--- BEGIN Extracted records ---
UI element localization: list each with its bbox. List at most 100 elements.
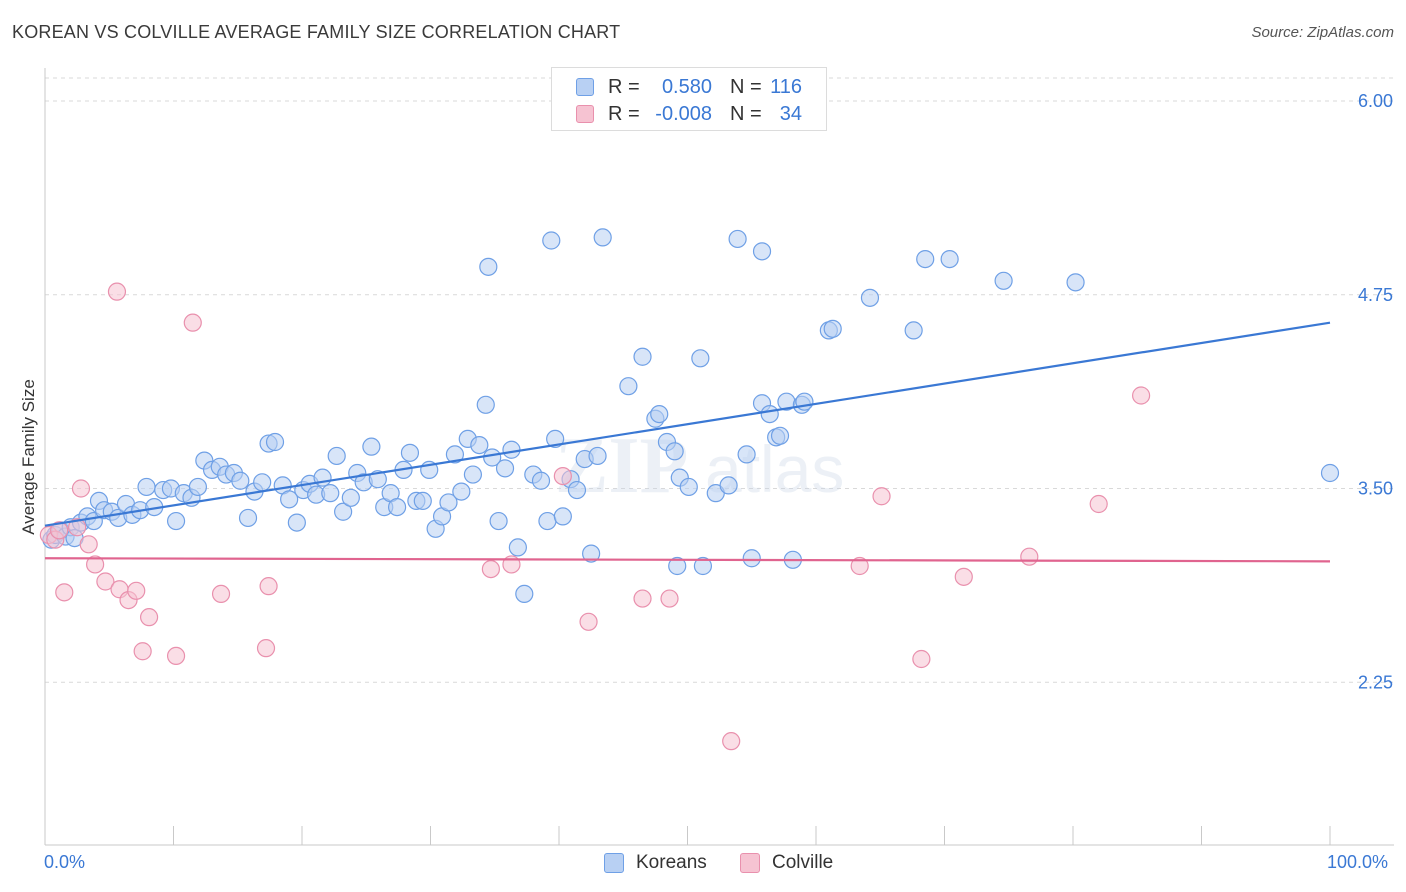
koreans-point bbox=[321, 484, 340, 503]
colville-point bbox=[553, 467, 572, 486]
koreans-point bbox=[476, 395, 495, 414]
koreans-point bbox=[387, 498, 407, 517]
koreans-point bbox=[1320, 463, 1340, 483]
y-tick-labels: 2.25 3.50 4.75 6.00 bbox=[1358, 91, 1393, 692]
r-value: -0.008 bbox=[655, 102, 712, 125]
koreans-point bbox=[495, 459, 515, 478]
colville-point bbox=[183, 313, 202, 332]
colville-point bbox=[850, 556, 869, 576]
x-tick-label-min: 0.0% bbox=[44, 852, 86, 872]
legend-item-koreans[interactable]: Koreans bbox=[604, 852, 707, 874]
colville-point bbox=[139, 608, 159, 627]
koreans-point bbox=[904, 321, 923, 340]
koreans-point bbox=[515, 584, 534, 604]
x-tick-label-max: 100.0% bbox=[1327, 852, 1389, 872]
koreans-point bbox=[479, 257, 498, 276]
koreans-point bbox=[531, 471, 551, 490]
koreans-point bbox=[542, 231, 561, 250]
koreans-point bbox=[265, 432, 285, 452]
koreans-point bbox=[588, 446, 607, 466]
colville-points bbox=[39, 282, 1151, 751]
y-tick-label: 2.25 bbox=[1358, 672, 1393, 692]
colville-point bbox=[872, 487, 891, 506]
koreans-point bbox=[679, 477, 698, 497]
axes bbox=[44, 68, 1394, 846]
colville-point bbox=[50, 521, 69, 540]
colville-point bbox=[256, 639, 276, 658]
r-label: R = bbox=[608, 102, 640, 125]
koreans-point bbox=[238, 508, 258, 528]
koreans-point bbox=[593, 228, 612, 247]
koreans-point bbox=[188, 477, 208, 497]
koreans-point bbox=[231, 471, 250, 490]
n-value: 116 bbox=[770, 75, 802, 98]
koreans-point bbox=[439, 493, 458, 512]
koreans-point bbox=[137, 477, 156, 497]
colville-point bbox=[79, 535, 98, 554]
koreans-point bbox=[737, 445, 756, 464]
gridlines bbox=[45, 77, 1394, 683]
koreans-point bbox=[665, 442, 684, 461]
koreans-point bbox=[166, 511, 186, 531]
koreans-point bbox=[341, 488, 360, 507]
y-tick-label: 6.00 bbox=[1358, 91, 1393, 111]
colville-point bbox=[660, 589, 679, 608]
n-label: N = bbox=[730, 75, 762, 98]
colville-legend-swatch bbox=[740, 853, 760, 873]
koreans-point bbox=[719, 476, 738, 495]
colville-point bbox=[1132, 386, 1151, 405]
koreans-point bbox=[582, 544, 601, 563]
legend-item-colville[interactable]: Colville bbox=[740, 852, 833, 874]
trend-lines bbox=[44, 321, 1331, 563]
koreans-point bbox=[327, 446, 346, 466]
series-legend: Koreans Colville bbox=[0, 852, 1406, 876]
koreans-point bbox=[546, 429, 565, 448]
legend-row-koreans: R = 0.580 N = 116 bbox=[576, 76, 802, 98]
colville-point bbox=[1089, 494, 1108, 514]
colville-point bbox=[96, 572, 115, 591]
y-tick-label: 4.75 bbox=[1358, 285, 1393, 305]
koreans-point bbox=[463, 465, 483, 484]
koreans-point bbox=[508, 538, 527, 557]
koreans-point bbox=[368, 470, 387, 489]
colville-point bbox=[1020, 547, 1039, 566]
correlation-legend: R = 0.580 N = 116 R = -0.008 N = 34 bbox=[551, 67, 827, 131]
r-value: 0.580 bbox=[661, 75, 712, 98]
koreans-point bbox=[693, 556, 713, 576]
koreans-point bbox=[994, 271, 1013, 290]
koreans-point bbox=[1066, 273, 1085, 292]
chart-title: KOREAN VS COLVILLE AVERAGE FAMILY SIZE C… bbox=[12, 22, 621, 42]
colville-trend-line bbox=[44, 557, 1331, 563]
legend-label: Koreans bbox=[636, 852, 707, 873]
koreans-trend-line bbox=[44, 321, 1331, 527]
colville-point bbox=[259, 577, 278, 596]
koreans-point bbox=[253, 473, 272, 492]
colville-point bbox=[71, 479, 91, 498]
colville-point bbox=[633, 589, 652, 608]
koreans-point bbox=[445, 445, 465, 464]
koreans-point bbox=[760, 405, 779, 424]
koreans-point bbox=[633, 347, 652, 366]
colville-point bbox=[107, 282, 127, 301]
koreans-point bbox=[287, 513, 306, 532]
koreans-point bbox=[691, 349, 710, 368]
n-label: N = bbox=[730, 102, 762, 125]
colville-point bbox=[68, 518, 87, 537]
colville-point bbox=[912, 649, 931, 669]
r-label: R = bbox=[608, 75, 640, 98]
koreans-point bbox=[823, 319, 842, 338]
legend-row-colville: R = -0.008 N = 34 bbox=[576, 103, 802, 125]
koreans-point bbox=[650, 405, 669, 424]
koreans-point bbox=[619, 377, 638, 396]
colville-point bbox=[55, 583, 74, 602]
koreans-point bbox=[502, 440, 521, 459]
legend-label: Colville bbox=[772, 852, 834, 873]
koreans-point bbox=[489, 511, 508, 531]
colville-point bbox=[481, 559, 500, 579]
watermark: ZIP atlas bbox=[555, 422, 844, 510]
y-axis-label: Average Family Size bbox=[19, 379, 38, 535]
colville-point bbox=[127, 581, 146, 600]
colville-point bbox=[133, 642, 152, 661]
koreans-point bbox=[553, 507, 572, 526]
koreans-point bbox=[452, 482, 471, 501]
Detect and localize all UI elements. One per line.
--- END Extracted records ---
Given request. Can you rewrite all of the data above with every "koreans-point" changed to "koreans-marker" and everything else left as it is? Leave the pictures out of your answer.

Result of the exercise.
UI element localization: list each with its bbox. List at most 100 elements.
koreans-marker bbox=[321, 484, 340, 503]
colville-point bbox=[553, 467, 572, 486]
koreans-marker bbox=[476, 395, 495, 414]
koreans-marker bbox=[387, 498, 407, 517]
koreans-marker bbox=[1320, 463, 1340, 483]
y-tick-labels: 2.25 3.50 4.75 6.00 bbox=[1358, 91, 1393, 692]
r-value: -0.008 bbox=[655, 102, 712, 125]
koreans-marker bbox=[495, 459, 515, 478]
colville-point bbox=[183, 313, 202, 332]
colville-point bbox=[850, 556, 869, 576]
x-tick-label-min: 0.0% bbox=[44, 852, 86, 872]
legend-item-koreans[interactable]: Koreans bbox=[604, 852, 707, 874]
colville-point bbox=[139, 608, 159, 627]
koreans-marker bbox=[904, 321, 923, 340]
koreans-marker bbox=[515, 584, 534, 604]
x-tick-label-max: 100.0% bbox=[1327, 852, 1389, 872]
koreans-marker bbox=[479, 257, 498, 276]
koreans-marker bbox=[531, 471, 551, 490]
koreans-marker bbox=[542, 231, 561, 250]
koreans-marker bbox=[265, 432, 285, 452]
koreans-marker bbox=[588, 446, 607, 466]
colville-points bbox=[39, 282, 1151, 751]
y-tick-label: 2.25 bbox=[1358, 672, 1393, 692]
colville-point bbox=[872, 487, 891, 506]
koreans-marker bbox=[679, 477, 698, 497]
axes bbox=[44, 68, 1394, 846]
colville-point bbox=[50, 521, 69, 540]
colville-point bbox=[256, 639, 276, 658]
r-label: R = bbox=[608, 102, 640, 125]
koreans-marker bbox=[238, 508, 258, 528]
koreans-marker bbox=[593, 228, 612, 247]
koreans-marker bbox=[188, 477, 208, 497]
koreans-marker bbox=[231, 471, 250, 490]
n-value: 116 bbox=[770, 75, 802, 98]
koreans-marker bbox=[439, 493, 458, 512]
koreans-marker bbox=[137, 477, 156, 497]
colville-point bbox=[79, 535, 98, 554]
koreans-marker bbox=[737, 445, 756, 464]
gridlines bbox=[45, 77, 1394, 683]
koreans-marker bbox=[665, 442, 684, 461]
koreans-marker bbox=[166, 511, 186, 531]
koreans-marker bbox=[341, 488, 360, 507]
y-tick-label: 6.00 bbox=[1358, 91, 1393, 111]
colville-point bbox=[660, 589, 679, 608]
n-label: N = bbox=[730, 75, 762, 98]
colville-legend-swatch bbox=[740, 853, 760, 873]
koreans-marker bbox=[719, 476, 738, 495]
colville-point bbox=[1132, 386, 1151, 405]
koreans-marker bbox=[582, 544, 601, 563]
legend-item-colville[interactable]: Colville bbox=[740, 852, 833, 874]
trend-lines bbox=[44, 321, 1331, 563]
koreans-marker bbox=[327, 446, 346, 466]
series-legend: Koreans Colville bbox=[0, 852, 1406, 876]
koreans-marker bbox=[546, 429, 565, 448]
legend-row-koreans: R = 0.580 N = 116 bbox=[576, 76, 802, 98]
colville-point bbox=[1089, 494, 1108, 514]
colville-point bbox=[96, 572, 115, 591]
y-tick-label: 4.75 bbox=[1358, 285, 1393, 305]
koreans-marker bbox=[463, 465, 483, 484]
koreans-marker bbox=[508, 538, 527, 557]
koreans-marker bbox=[368, 470, 387, 489]
colville-point bbox=[1020, 547, 1039, 566]
correlation-legend: R = 0.580 N = 116 R = -0.008 N = 34 bbox=[551, 67, 827, 131]
r-value: 0.580 bbox=[661, 75, 712, 98]
koreans-marker bbox=[693, 556, 713, 576]
koreans-marker bbox=[994, 271, 1013, 290]
koreans-marker bbox=[1066, 273, 1085, 292]
chart-title: KOREAN VS COLVILLE AVERAGE FAMILY SIZE C… bbox=[12, 22, 621, 42]
colville-trend-line bbox=[44, 557, 1331, 563]
legend-label: Koreans bbox=[636, 852, 707, 873]
koreans-trend-line bbox=[44, 321, 1331, 527]
colville-point bbox=[259, 577, 278, 596]
koreans-marker bbox=[253, 473, 272, 492]
colville-point bbox=[71, 479, 91, 498]
colville-point bbox=[633, 589, 652, 608]
koreans-marker bbox=[445, 445, 465, 464]
koreans-marker bbox=[760, 405, 779, 424]
koreans-marker bbox=[633, 347, 652, 366]
colville-point bbox=[107, 282, 127, 301]
koreans-marker bbox=[287, 513, 306, 532]
koreans-marker bbox=[691, 349, 710, 368]
n-label: N = bbox=[730, 102, 762, 125]
colville-point bbox=[68, 518, 87, 537]
colville-point bbox=[912, 649, 931, 669]
r-label: R = bbox=[608, 75, 640, 98]
koreans-marker bbox=[823, 319, 842, 338]
legend-row-colville: R = -0.008 N = 34 bbox=[576, 103, 802, 125]
koreans-marker bbox=[650, 405, 669, 424]
koreans-marker bbox=[619, 377, 638, 396]
colville-point bbox=[55, 583, 74, 602]
koreans-marker bbox=[502, 440, 521, 459]
legend-label: Colville bbox=[772, 852, 834, 873]
koreans-marker bbox=[489, 511, 508, 531]
colville-point bbox=[481, 559, 500, 579]
watermark: ZIP atlas bbox=[555, 422, 844, 510]
y-axis-label: Average Family Size bbox=[19, 379, 38, 535]
colville-point bbox=[127, 581, 146, 600]
colville-point bbox=[133, 642, 152, 661]
koreans-marker bbox=[553, 507, 572, 526]
koreans-marker bbox=[452, 482, 471, 501]
Detect and localize all UI elements. One per line.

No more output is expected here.